Task directions = Transcribe every entry word for word. Skip the pictures.

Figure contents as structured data
* START *

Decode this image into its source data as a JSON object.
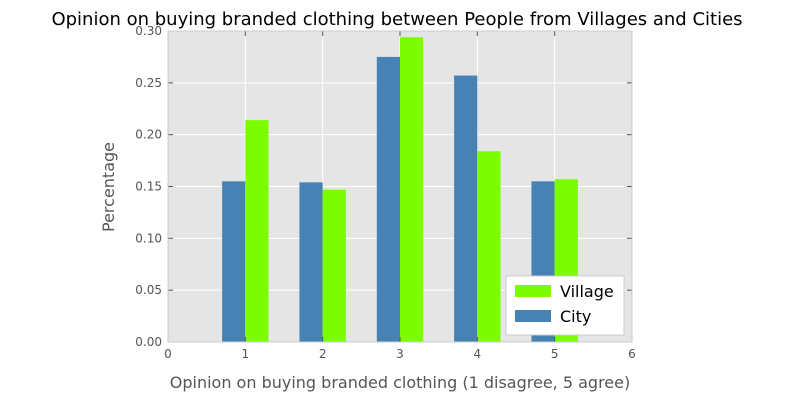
{
  "chart_data": {
    "type": "bar",
    "title": "Opinion on buying branded clothing between People from Villages and Cities",
    "xlabel": "Opinion on buying branded clothing (1 disagree, 5 agree)",
    "ylabel": "Percentage",
    "xlim": [
      0,
      6
    ],
    "ylim": [
      0,
      0.3
    ],
    "xticks": [
      "0",
      "1",
      "2",
      "3",
      "4",
      "5",
      "6"
    ],
    "yticks": [
      "0.00",
      "0.05",
      "0.10",
      "0.15",
      "0.20",
      "0.25",
      "0.30"
    ],
    "categories": [
      1,
      2,
      3,
      4,
      5
    ],
    "series": [
      {
        "name": "City",
        "color": "#4682b4",
        "values": [
          0.155,
          0.154,
          0.275,
          0.257,
          0.155
        ]
      },
      {
        "name": "Village",
        "color": "#7cfc00",
        "values": [
          0.214,
          0.147,
          0.294,
          0.184,
          0.157
        ]
      }
    ],
    "legend": {
      "location": "lower-right",
      "order": [
        "Village",
        "City"
      ]
    },
    "grid": true,
    "background": "#e5e5e5",
    "grid_color": "#ffffff"
  }
}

* END *

Complete output =
Decode this image into its source data as a JSON object.
{
  "chart_data": {
    "type": "bar",
    "title": "Opinion on buying branded clothing between People from Villages and Cities",
    "xlabel": "Opinion on buying branded clothing (1 disagree, 5 agree)",
    "ylabel": "Percentage",
    "xlim": [
      0,
      6
    ],
    "ylim": [
      0,
      0.3
    ],
    "xticks": [
      "0",
      "1",
      "2",
      "3",
      "4",
      "5",
      "6"
    ],
    "yticks": [
      "0.00",
      "0.05",
      "0.10",
      "0.15",
      "0.20",
      "0.25",
      "0.30"
    ],
    "categories": [
      1,
      2,
      3,
      4,
      5
    ],
    "series": [
      {
        "name": "City",
        "color": "#4682b4",
        "values": [
          0.155,
          0.154,
          0.275,
          0.257,
          0.155
        ]
      },
      {
        "name": "Village",
        "color": "#7cfc00",
        "values": [
          0.214,
          0.147,
          0.294,
          0.184,
          0.157
        ]
      }
    ],
    "legend": {
      "location": "lower-right",
      "order": [
        "Village",
        "City"
      ]
    },
    "grid": true,
    "background": "#e5e5e5",
    "grid_color": "#ffffff"
  }
}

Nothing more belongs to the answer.